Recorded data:
────

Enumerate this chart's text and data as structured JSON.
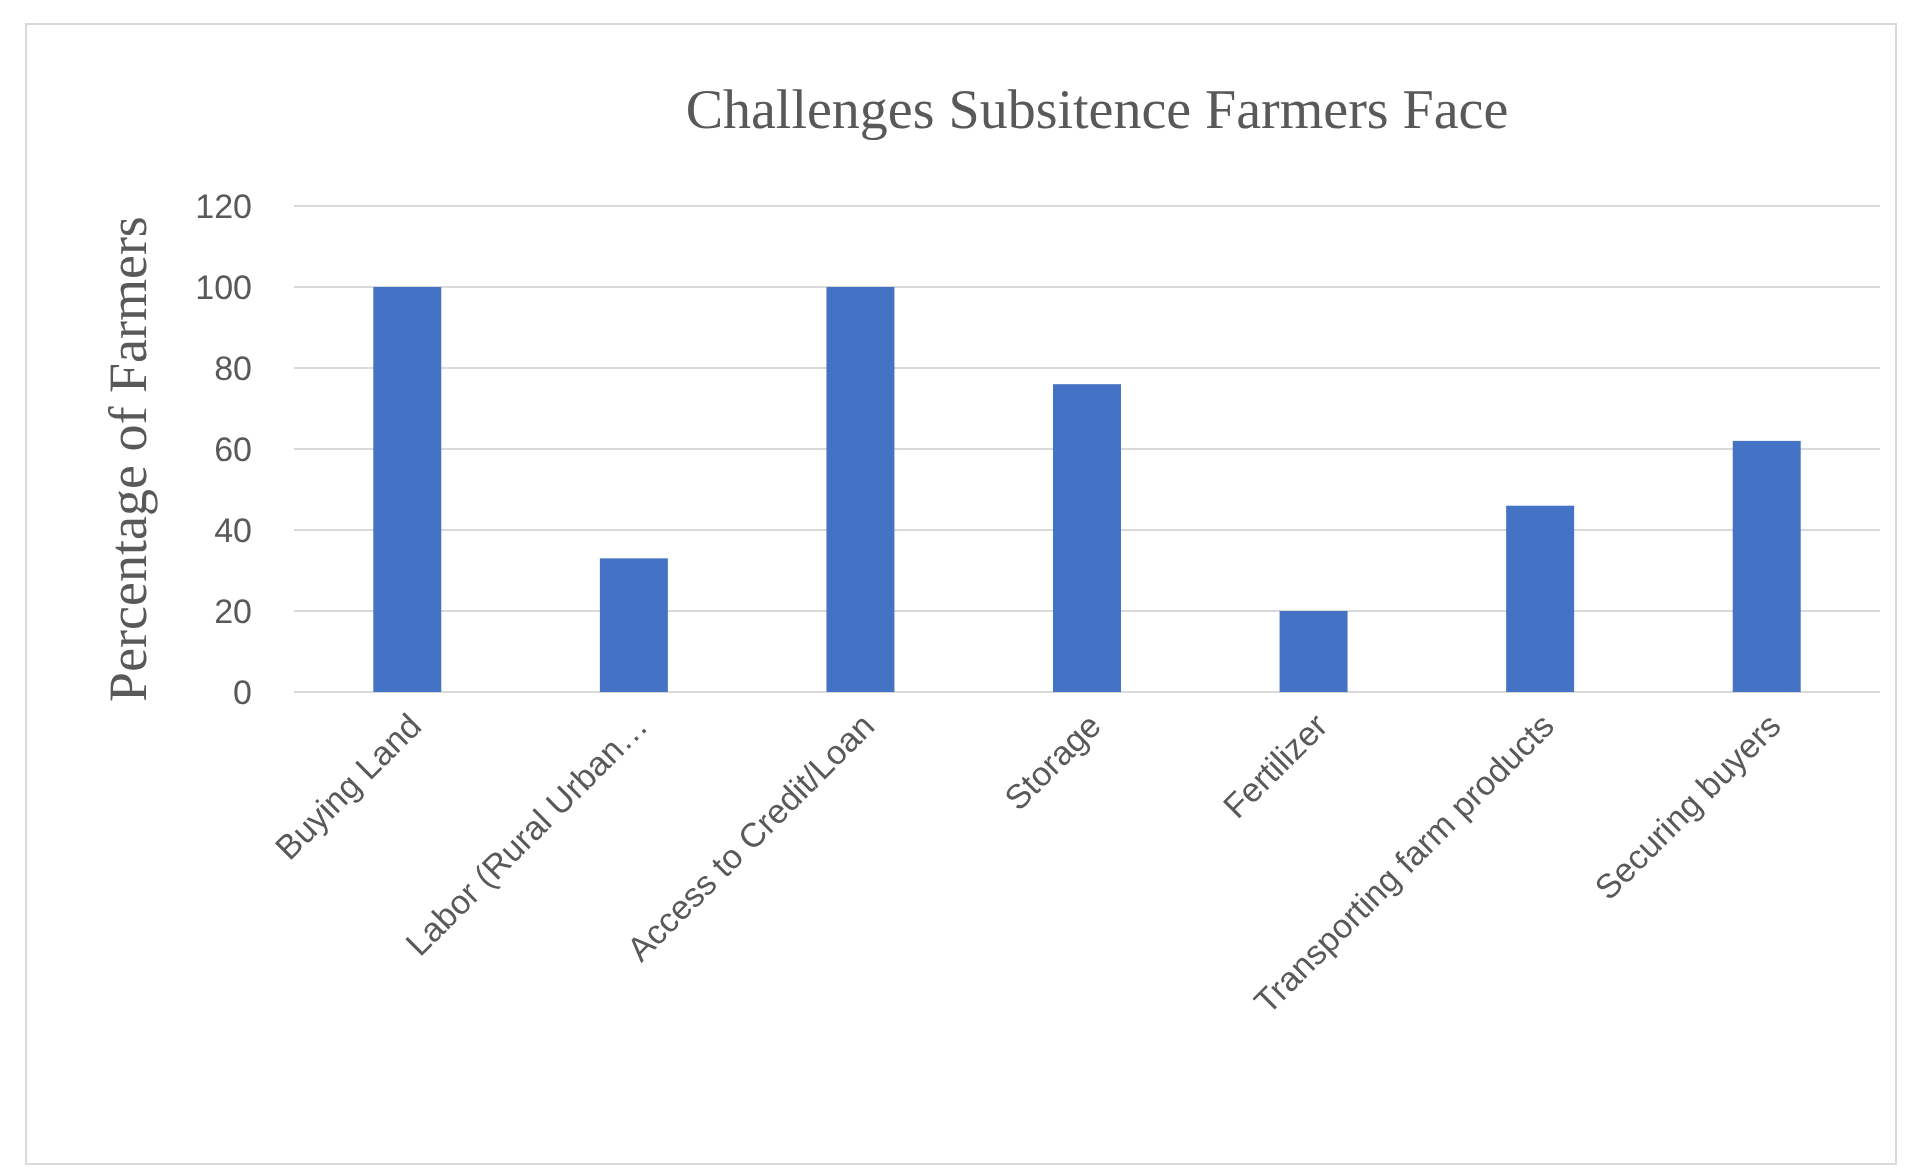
{
  "chart_data": {
    "type": "bar",
    "title": "Challenges Subsitence Farmers Face",
    "ylabel": "Percentage of Farmers",
    "categories": [
      "Buying Land",
      "Labor (Rural Urban…",
      "Access to Credit/Loan",
      "Storage",
      "Fertilizer",
      "Transporting farm products",
      "Securing buyers"
    ],
    "values": [
      100,
      33,
      100,
      76,
      20,
      46,
      62
    ],
    "color": "#4472c4",
    "ylim": [
      0,
      120
    ],
    "yticks": [
      0,
      20,
      40,
      60,
      80,
      100,
      120
    ],
    "grid": "y"
  }
}
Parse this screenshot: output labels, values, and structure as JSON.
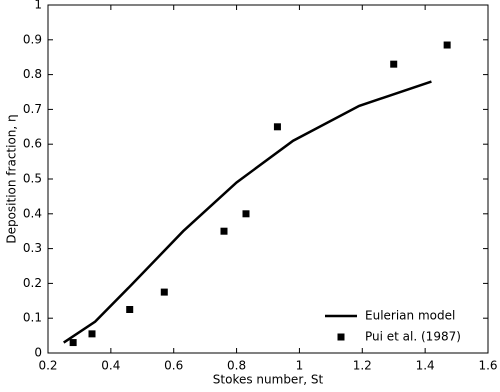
{
  "chart_data": {
    "type": "line",
    "xlabel": "Stokes number, St",
    "ylabel": "Deposition fraction, η",
    "xlim": [
      0.2,
      1.6
    ],
    "xticks": [
      0.2,
      0.4,
      0.6,
      0.8,
      1,
      1.2,
      1.4,
      1.6
    ],
    "ylim": [
      0,
      1
    ],
    "yticks": [
      0,
      0.1,
      0.2,
      0.3,
      0.4,
      0.5,
      0.6,
      0.7,
      0.8,
      0.9,
      1
    ],
    "legend": "lower right",
    "series": [
      {
        "name": "Eulerian model",
        "type": "line",
        "color": "#000000",
        "x": [
          0.25,
          0.35,
          0.47,
          0.63,
          0.8,
          0.98,
          1.19,
          1.42
        ],
        "values": [
          0.03,
          0.09,
          0.2,
          0.35,
          0.49,
          0.61,
          0.71,
          0.78
        ]
      },
      {
        "name": "Pui et al. (1987)",
        "type": "scatter",
        "color": "#000000",
        "x": [
          0.28,
          0.34,
          0.46,
          0.57,
          0.76,
          0.83,
          0.93,
          1.3,
          1.47
        ],
        "values": [
          0.03,
          0.055,
          0.125,
          0.175,
          0.35,
          0.4,
          0.65,
          0.83,
          0.885
        ]
      }
    ]
  }
}
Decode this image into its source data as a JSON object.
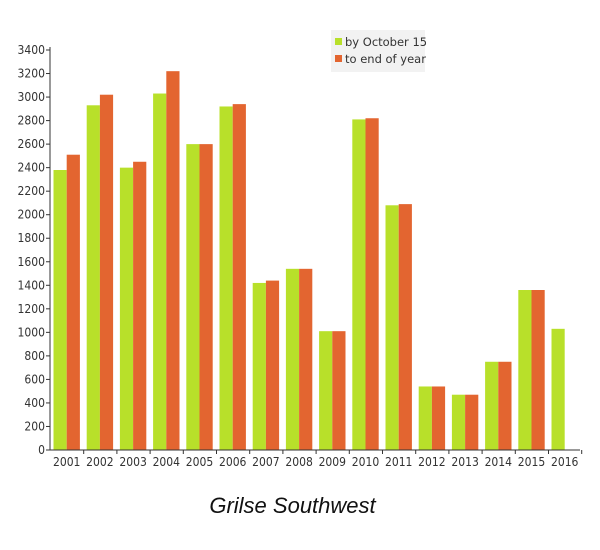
{
  "chart_data": {
    "type": "bar",
    "title": "Grilse Southwest",
    "xlabel": "",
    "ylabel": "",
    "ylim": [
      0,
      3400
    ],
    "yticks": [
      0,
      200,
      400,
      600,
      800,
      1000,
      1200,
      1400,
      1600,
      1800,
      2000,
      2200,
      2400,
      2600,
      2800,
      3000,
      3200,
      3400
    ],
    "grid": false,
    "legend_position": "top-right",
    "categories": [
      "2001",
      "2002",
      "2003",
      "2004",
      "2005",
      "2006",
      "2007",
      "2008",
      "2009",
      "2010",
      "2011",
      "2012",
      "2013",
      "2014",
      "2015",
      "2016"
    ],
    "series": [
      {
        "name": "by October 15",
        "color": "#b8e02a",
        "values": [
          2380,
          2930,
          2400,
          3030,
          2600,
          2920,
          1420,
          1540,
          1010,
          2810,
          2080,
          540,
          470,
          750,
          1360,
          1030
        ]
      },
      {
        "name": "to end of year",
        "color": "#e36530",
        "values": [
          2510,
          3020,
          2450,
          3220,
          2600,
          2940,
          1440,
          1540,
          1010,
          2820,
          2090,
          540,
          470,
          750,
          1360,
          null
        ]
      }
    ]
  }
}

────

Leave the pictures out and write out every entry exactly as given.

Enumerate this chart's text and data as structured JSON.
{
  "chart_data": {
    "type": "bar",
    "title": "Challenges Subsitence Farmers Face",
    "ylabel": "Percentage of Farmers",
    "categories": [
      "Buying Land",
      "Labor (Rural Urban…",
      "Access to Credit/Loan",
      "Storage",
      "Fertilizer",
      "Transporting farm products",
      "Securing buyers"
    ],
    "values": [
      100,
      33,
      100,
      76,
      20,
      46,
      62
    ],
    "color": "#4472c4",
    "ylim": [
      0,
      120
    ],
    "yticks": [
      0,
      20,
      40,
      60,
      80,
      100,
      120
    ],
    "grid": "y"
  }
}
Parse this screenshot: output labels, values, and structure as JSON.
{
  "chart_data": {
    "type": "line",
    "xlabel": "Stokes number, St",
    "ylabel": "Deposition fraction, η",
    "xlim": [
      0.2,
      1.6
    ],
    "xticks": [
      0.2,
      0.4,
      0.6,
      0.8,
      1,
      1.2,
      1.4,
      1.6
    ],
    "ylim": [
      0,
      1
    ],
    "yticks": [
      0,
      0.1,
      0.2,
      0.3,
      0.4,
      0.5,
      0.6,
      0.7,
      0.8,
      0.9,
      1
    ],
    "legend": "lower right",
    "series": [
      {
        "name": "Eulerian model",
        "type": "line",
        "color": "#000000",
        "x": [
          0.25,
          0.35,
          0.47,
          0.63,
          0.8,
          0.98,
          1.19,
          1.42
        ],
        "values": [
          0.03,
          0.09,
          0.2,
          0.35,
          0.49,
          0.61,
          0.71,
          0.78
        ]
      },
      {
        "name": "Pui et al. (1987)",
        "type": "scatter",
        "color": "#000000",
        "x": [
          0.28,
          0.34,
          0.46,
          0.57,
          0.76,
          0.83,
          0.93,
          1.3,
          1.47
        ],
        "values": [
          0.03,
          0.055,
          0.125,
          0.175,
          0.35,
          0.4,
          0.65,
          0.83,
          0.885
        ]
      }
    ]
  }
}
Decode this image into its source data as a JSON object.
{
  "chart_data": {
    "type": "bar",
    "title": "Grilse Southwest",
    "xlabel": "",
    "ylabel": "",
    "ylim": [
      0,
      3400
    ],
    "yticks": [
      0,
      200,
      400,
      600,
      800,
      1000,
      1200,
      1400,
      1600,
      1800,
      2000,
      2200,
      2400,
      2600,
      2800,
      3000,
      3200,
      3400
    ],
    "grid": false,
    "legend_position": "top-right",
    "categories": [
      "2001",
      "2002",
      "2003",
      "2004",
      "2005",
      "2006",
      "2007",
      "2008",
      "2009",
      "2010",
      "2011",
      "2012",
      "2013",
      "2014",
      "2015",
      "2016"
    ],
    "series": [
      {
        "name": "by October 15",
        "color": "#b8e02a",
        "values": [
          2380,
          2930,
          2400,
          3030,
          2600,
          2920,
          1420,
          1540,
          1010,
          2810,
          2080,
          540,
          470,
          750,
          1360,
          1030
        ]
      },
      {
        "name": "to end of year",
        "color": "#e36530",
        "values": [
          2510,
          3020,
          2450,
          3220,
          2600,
          2940,
          1440,
          1540,
          1010,
          2820,
          2090,
          540,
          470,
          750,
          1360,
          null
        ]
      }
    ]
  }
}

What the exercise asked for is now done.